— Given request —
Copy each line exactly. Drop every picture.

— Listed records —
- - -

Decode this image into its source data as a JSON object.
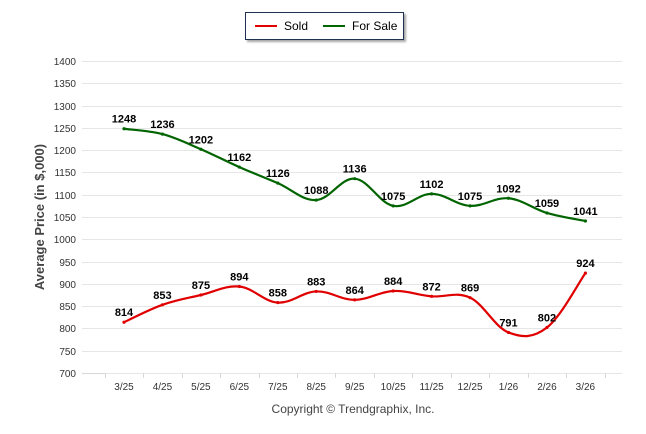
{
  "chart_data": {
    "type": "line",
    "title": "",
    "xlabel": "",
    "ylabel": "Average Price (in $,000)",
    "categories": [
      "3/25",
      "4/25",
      "5/25",
      "6/25",
      "7/25",
      "8/25",
      "9/25",
      "10/25",
      "11/25",
      "12/25",
      "1/26",
      "2/26",
      "3/26"
    ],
    "ylim": [
      700,
      1400
    ],
    "yticks": [
      700,
      750,
      800,
      850,
      900,
      950,
      1000,
      1050,
      1100,
      1150,
      1200,
      1250,
      1300,
      1350,
      1400
    ],
    "grid": true,
    "legend_position": "top-center",
    "series": [
      {
        "name": "Sold",
        "color": "#e00000",
        "values": [
          814,
          853,
          875,
          894,
          858,
          883,
          864,
          884,
          872,
          869,
          791,
          802,
          924
        ]
      },
      {
        "name": "For Sale",
        "color": "#006400",
        "values": [
          1248,
          1236,
          1202,
          1162,
          1126,
          1088,
          1136,
          1075,
          1102,
          1075,
          1092,
          1059,
          1041
        ]
      }
    ],
    "footer": "Copyright © Trendgraphix, Inc."
  }
}
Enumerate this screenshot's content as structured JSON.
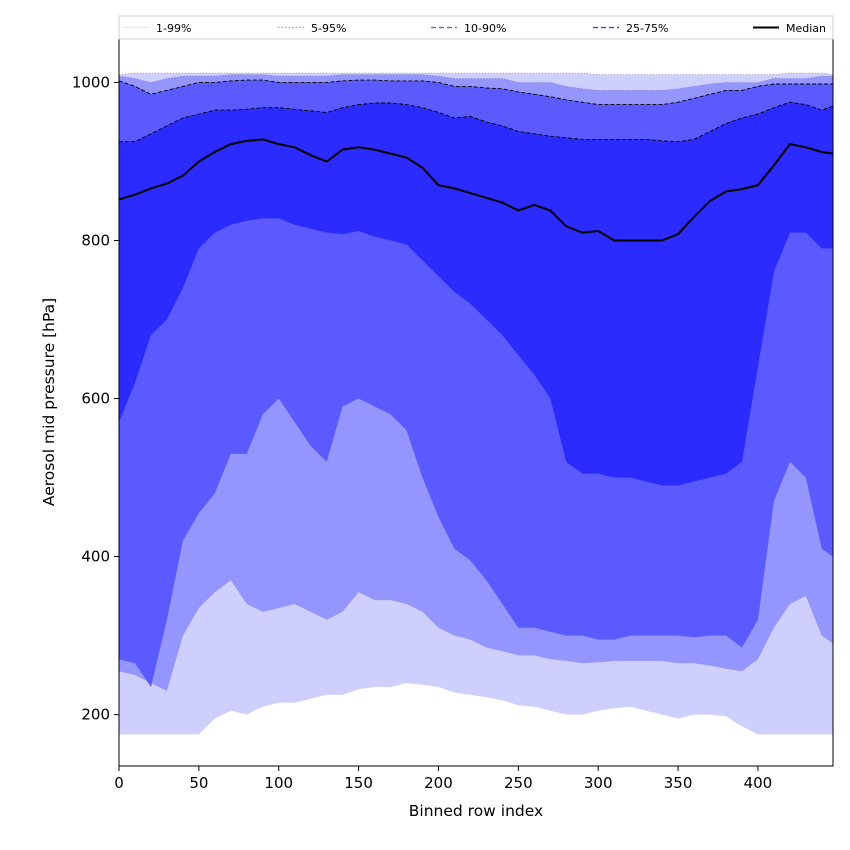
{
  "chart_data": {
    "type": "area",
    "title": "",
    "xlabel": "Binned row index",
    "ylabel": "Aerosol mid pressure [hPa]",
    "xlim": [
      0,
      447
    ],
    "ylim": [
      135,
      1055
    ],
    "x_ticks": [
      0,
      50,
      100,
      150,
      200,
      250,
      300,
      350,
      400
    ],
    "y_ticks": [
      200,
      400,
      600,
      800,
      1000
    ],
    "grid": false,
    "legend_placement": "top, single row",
    "colors": {
      "band_1_99": "#cfcffe",
      "band_5_95": "#9595fe",
      "band_10_90": "#5a5afe",
      "band_25_75": "#2b2bfe",
      "median": "#000000"
    },
    "legend": [
      {
        "label": "1-99%",
        "style": "dotted"
      },
      {
        "label": "5-95%",
        "style": "dotted"
      },
      {
        "label": "10-90%",
        "style": "dashed"
      },
      {
        "label": "25-75%",
        "style": "dashed"
      },
      {
        "label": "Median",
        "style": "solid"
      }
    ],
    "x": [
      0,
      10,
      20,
      30,
      40,
      50,
      60,
      70,
      80,
      90,
      100,
      110,
      120,
      130,
      140,
      150,
      160,
      170,
      180,
      190,
      200,
      210,
      220,
      230,
      240,
      250,
      260,
      270,
      280,
      290,
      300,
      310,
      320,
      330,
      340,
      350,
      360,
      370,
      380,
      390,
      400,
      410,
      420,
      430,
      440,
      447
    ],
    "series": [
      {
        "name": "1-99%",
        "kind": "band",
        "low": [
          175,
          175,
          175,
          175,
          175,
          175,
          195,
          205,
          200,
          210,
          215,
          215,
          220,
          225,
          225,
          232,
          235,
          235,
          240,
          238,
          235,
          228,
          225,
          222,
          218,
          212,
          210,
          205,
          200,
          200,
          205,
          208,
          210,
          205,
          200,
          195,
          200,
          200,
          198,
          185,
          175,
          175,
          175,
          175,
          175,
          175
        ],
        "high": [
          1010,
          1012,
          1012,
          1012,
          1012,
          1012,
          1012,
          1012,
          1012,
          1012,
          1012,
          1012,
          1012,
          1012,
          1012,
          1012,
          1012,
          1012,
          1012,
          1012,
          1012,
          1012,
          1012,
          1012,
          1012,
          1012,
          1012,
          1012,
          1012,
          1012,
          1010,
          1010,
          1010,
          1010,
          1010,
          1010,
          1010,
          1010,
          1010,
          1010,
          1010,
          1010,
          1012,
          1012,
          1012,
          1010
        ]
      },
      {
        "name": "5-95%",
        "kind": "band",
        "low": [
          255,
          250,
          240,
          230,
          300,
          335,
          355,
          370,
          340,
          330,
          335,
          340,
          330,
          320,
          330,
          355,
          345,
          345,
          340,
          330,
          310,
          300,
          295,
          285,
          280,
          275,
          275,
          270,
          268,
          265,
          266,
          268,
          268,
          268,
          268,
          265,
          265,
          262,
          258,
          255,
          270,
          310,
          340,
          350,
          300,
          290
        ],
        "high": [
          1008,
          1005,
          1000,
          1005,
          1008,
          1008,
          1008,
          1010,
          1010,
          1010,
          1008,
          1008,
          1008,
          1008,
          1010,
          1010,
          1010,
          1010,
          1010,
          1010,
          1008,
          1005,
          1005,
          1005,
          1005,
          1000,
          1000,
          1000,
          995,
          992,
          990,
          990,
          990,
          990,
          990,
          992,
          995,
          998,
          1000,
          1000,
          1000,
          1005,
          1005,
          1005,
          1008,
          1008
        ]
      },
      {
        "name": "10-90%",
        "kind": "band",
        "low": [
          270,
          265,
          235,
          320,
          420,
          455,
          480,
          530,
          530,
          580,
          600,
          570,
          540,
          520,
          590,
          600,
          590,
          580,
          560,
          500,
          450,
          410,
          395,
          370,
          340,
          310,
          310,
          305,
          300,
          300,
          295,
          295,
          300,
          300,
          300,
          300,
          298,
          300,
          300,
          285,
          320,
          470,
          520,
          500,
          410,
          400
        ],
        "high": [
          1002,
          995,
          985,
          990,
          995,
          1000,
          1000,
          1002,
          1003,
          1003,
          1000,
          1000,
          1000,
          1000,
          1002,
          1003,
          1003,
          1002,
          1002,
          1002,
          1000,
          995,
          995,
          993,
          992,
          988,
          985,
          982,
          978,
          975,
          972,
          972,
          972,
          972,
          972,
          975,
          980,
          985,
          990,
          990,
          995,
          998,
          998,
          998,
          998,
          998
        ]
      },
      {
        "name": "25-75%",
        "kind": "band",
        "low": [
          570,
          620,
          680,
          700,
          740,
          790,
          810,
          820,
          825,
          828,
          828,
          820,
          815,
          810,
          808,
          812,
          805,
          800,
          795,
          775,
          755,
          735,
          720,
          700,
          680,
          655,
          630,
          600,
          520,
          505,
          505,
          500,
          500,
          495,
          490,
          490,
          495,
          500,
          505,
          520,
          640,
          760,
          810,
          810,
          790,
          790
        ],
        "high": [
          925,
          925,
          935,
          945,
          955,
          960,
          965,
          965,
          966,
          968,
          968,
          966,
          964,
          962,
          968,
          972,
          974,
          974,
          972,
          968,
          962,
          955,
          957,
          950,
          945,
          938,
          935,
          932,
          930,
          928,
          928,
          928,
          928,
          928,
          926,
          925,
          928,
          938,
          948,
          955,
          960,
          968,
          975,
          972,
          965,
          970
        ]
      },
      {
        "name": "Median",
        "kind": "line",
        "values": [
          852,
          858,
          866,
          872,
          882,
          900,
          912,
          922,
          926,
          928,
          922,
          918,
          908,
          900,
          915,
          918,
          915,
          910,
          905,
          892,
          870,
          866,
          860,
          854,
          848,
          838,
          845,
          838,
          818,
          810,
          812,
          800,
          800,
          800,
          800,
          808,
          830,
          850,
          862,
          865,
          870,
          895,
          922,
          918,
          912,
          910
        ]
      }
    ]
  }
}
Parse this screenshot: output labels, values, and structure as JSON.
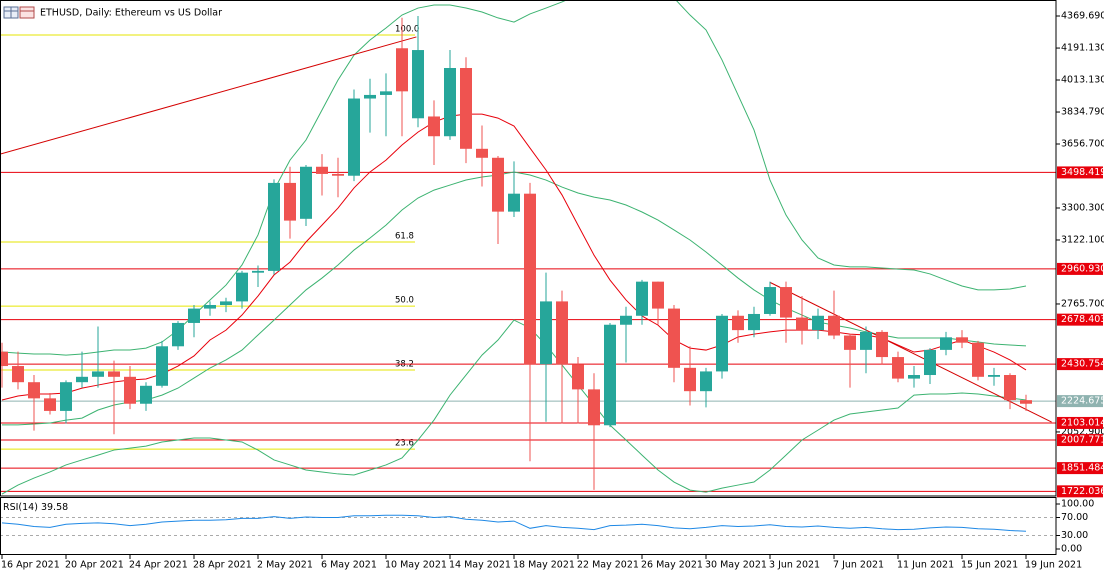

- - -

— Exercise response —
Decode this image into its source data as a JSON object.
{
  "chart_data": {
    "type": "line",
    "title": "",
    "xlabel": "",
    "ylabel": "Average Price (in $,000)",
    "categories": [
      "3/25",
      "4/25",
      "5/25",
      "6/25",
      "7/25",
      "8/25",
      "9/25",
      "10/25",
      "11/25",
      "12/25",
      "1/26",
      "2/26",
      "3/26"
    ],
    "ylim": [
      700,
      1400
    ],
    "yticks": [
      700,
      750,
      800,
      850,
      900,
      950,
      1000,
      1050,
      1100,
      1150,
      1200,
      1250,
      1300,
      1350,
      1400
    ],
    "grid": true,
    "legend_position": "top-center",
    "series": [
      {
        "name": "Sold",
        "color": "#e00000",
        "values": [
          814,
          853,
          875,
          894,
          858,
          883,
          864,
          884,
          872,
          869,
          791,
          802,
          924
        ]
      },
      {
        "name": "For Sale",
        "color": "#006400",
        "values": [
          1248,
          1236,
          1202,
          1162,
          1126,
          1088,
          1136,
          1075,
          1102,
          1075,
          1092,
          1059,
          1041
        ]
      }
    ],
    "footer": "Copyright © Trendgraphix, Inc."
  }
}
Enumerate this screenshot's content as structured JSON.
{
  "chart_data": {
    "type": "area",
    "title": "",
    "xlabel": "Binned row index",
    "ylabel": "Aerosol mid pressure [hPa]",
    "xlim": [
      0,
      447
    ],
    "ylim": [
      135,
      1055
    ],
    "x_ticks": [
      0,
      50,
      100,
      150,
      200,
      250,
      300,
      350,
      400
    ],
    "y_ticks": [
      200,
      400,
      600,
      800,
      1000
    ],
    "grid": false,
    "legend_placement": "top, single row",
    "colors": {
      "band_1_99": "#cfcffe",
      "band_5_95": "#9595fe",
      "band_10_90": "#5a5afe",
      "band_25_75": "#2b2bfe",
      "median": "#000000"
    },
    "legend": [
      {
        "label": "1-99%",
        "style": "dotted"
      },
      {
        "label": "5-95%",
        "style": "dotted"
      },
      {
        "label": "10-90%",
        "style": "dashed"
      },
      {
        "label": "25-75%",
        "style": "dashed"
      },
      {
        "label": "Median",
        "style": "solid"
      }
    ],
    "x": [
      0,
      10,
      20,
      30,
      40,
      50,
      60,
      70,
      80,
      90,
      100,
      110,
      120,
      130,
      140,
      150,
      160,
      170,
      180,
      190,
      200,
      210,
      220,
      230,
      240,
      250,
      260,
      270,
      280,
      290,
      300,
      310,
      320,
      330,
      340,
      350,
      360,
      370,
      380,
      390,
      400,
      410,
      420,
      430,
      440,
      447
    ],
    "series": [
      {
        "name": "1-99%",
        "kind": "band",
        "low": [
          175,
          175,
          175,
          175,
          175,
          175,
          195,
          205,
          200,
          210,
          215,
          215,
          220,
          225,
          225,
          232,
          235,
          235,
          240,
          238,
          235,
          228,
          225,
          222,
          218,
          212,
          210,
          205,
          200,
          200,
          205,
          208,
          210,
          205,
          200,
          195,
          200,
          200,
          198,
          185,
          175,
          175,
          175,
          175,
          175,
          175
        ],
        "high": [
          1010,
          1012,
          1012,
          1012,
          1012,
          1012,
          1012,
          1012,
          1012,
          1012,
          1012,
          1012,
          1012,
          1012,
          1012,
          1012,
          1012,
          1012,
          1012,
          1012,
          1012,
          1012,
          1012,
          1012,
          1012,
          1012,
          1012,
          1012,
          1012,
          1012,
          1010,
          1010,
          1010,
          1010,
          1010,
          1010,
          1010,
          1010,
          1010,
          1010,
          1010,
          1010,
          1012,
          1012,
          1012,
          1010
        ]
      },
      {
        "name": "5-95%",
        "kind": "band",
        "low": [
          255,
          250,
          240,
          230,
          300,
          335,
          355,
          370,
          340,
          330,
          335,
          340,
          330,
          320,
          330,
          355,
          345,
          345,
          340,
          330,
          310,
          300,
          295,
          285,
          280,
          275,
          275,
          270,
          268,
          265,
          266,
          268,
          268,
          268,
          268,
          265,
          265,
          262,
          258,
          255,
          270,
          310,
          340,
          350,
          300,
          290
        ],
        "high": [
          1008,
          1005,
          1000,
          1005,
          1008,
          1008,
          1008,
          1010,
          1010,
          1010,
          1008,
          1008,
          1008,
          1008,
          1010,
          1010,
          1010,
          1010,
          1010,
          1010,
          1008,
          1005,
          1005,
          1005,
          1005,
          1000,
          1000,
          1000,
          995,
          992,
          990,
          990,
          990,
          990,
          990,
          992,
          995,
          998,
          1000,
          1000,
          1000,
          1005,
          1005,
          1005,
          1008,
          1008
        ]
      },
      {
        "name": "10-90%",
        "kind": "band",
        "low": [
          270,
          265,
          235,
          320,
          420,
          455,
          480,
          530,
          530,
          580,
          600,
          570,
          540,
          520,
          590,
          600,
          590,
          580,
          560,
          500,
          450,
          410,
          395,
          370,
          340,
          310,
          310,
          305,
          300,
          300,
          295,
          295,
          300,
          300,
          300,
          300,
          298,
          300,
          300,
          285,
          320,
          470,
          520,
          500,
          410,
          400
        ],
        "high": [
          1002,
          995,
          985,
          990,
          995,
          1000,
          1000,
          1002,
          1003,
          1003,
          1000,
          1000,
          1000,
          1000,
          1002,
          1003,
          1003,
          1002,
          1002,
          1002,
          1000,
          995,
          995,
          993,
          992,
          988,
          985,
          982,
          978,
          975,
          972,
          972,
          972,
          972,
          972,
          975,
          980,
          985,
          990,
          990,
          995,
          998,
          998,
          998,
          998,
          998
        ]
      },
      {
        "name": "25-75%",
        "kind": "band",
        "low": [
          570,
          620,
          680,
          700,
          740,
          790,
          810,
          820,
          825,
          828,
          828,
          820,
          815,
          810,
          808,
          812,
          805,
          800,
          795,
          775,
          755,
          735,
          720,
          700,
          680,
          655,
          630,
          600,
          520,
          505,
          505,
          500,
          500,
          495,
          490,
          490,
          495,
          500,
          505,
          520,
          640,
          760,
          810,
          810,
          790,
          790
        ],
        "high": [
          925,
          925,
          935,
          945,
          955,
          960,
          965,
          965,
          966,
          968,
          968,
          966,
          964,
          962,
          968,
          972,
          974,
          974,
          972,
          968,
          962,
          955,
          957,
          950,
          945,
          938,
          935,
          932,
          930,
          928,
          928,
          928,
          928,
          928,
          926,
          925,
          928,
          938,
          948,
          955,
          960,
          968,
          975,
          972,
          965,
          970
        ]
      },
      {
        "name": "Median",
        "kind": "line",
        "values": [
          852,
          858,
          866,
          872,
          882,
          900,
          912,
          922,
          926,
          928,
          922,
          918,
          908,
          900,
          915,
          918,
          915,
          910,
          905,
          892,
          870,
          866,
          860,
          854,
          848,
          838,
          845,
          838,
          818,
          810,
          812,
          800,
          800,
          800,
          800,
          808,
          830,
          850,
          862,
          865,
          870,
          895,
          922,
          918,
          912,
          910
        ]
      }
    ]
  }
}
Parse this screenshot: output labels, values, and structure as JSON.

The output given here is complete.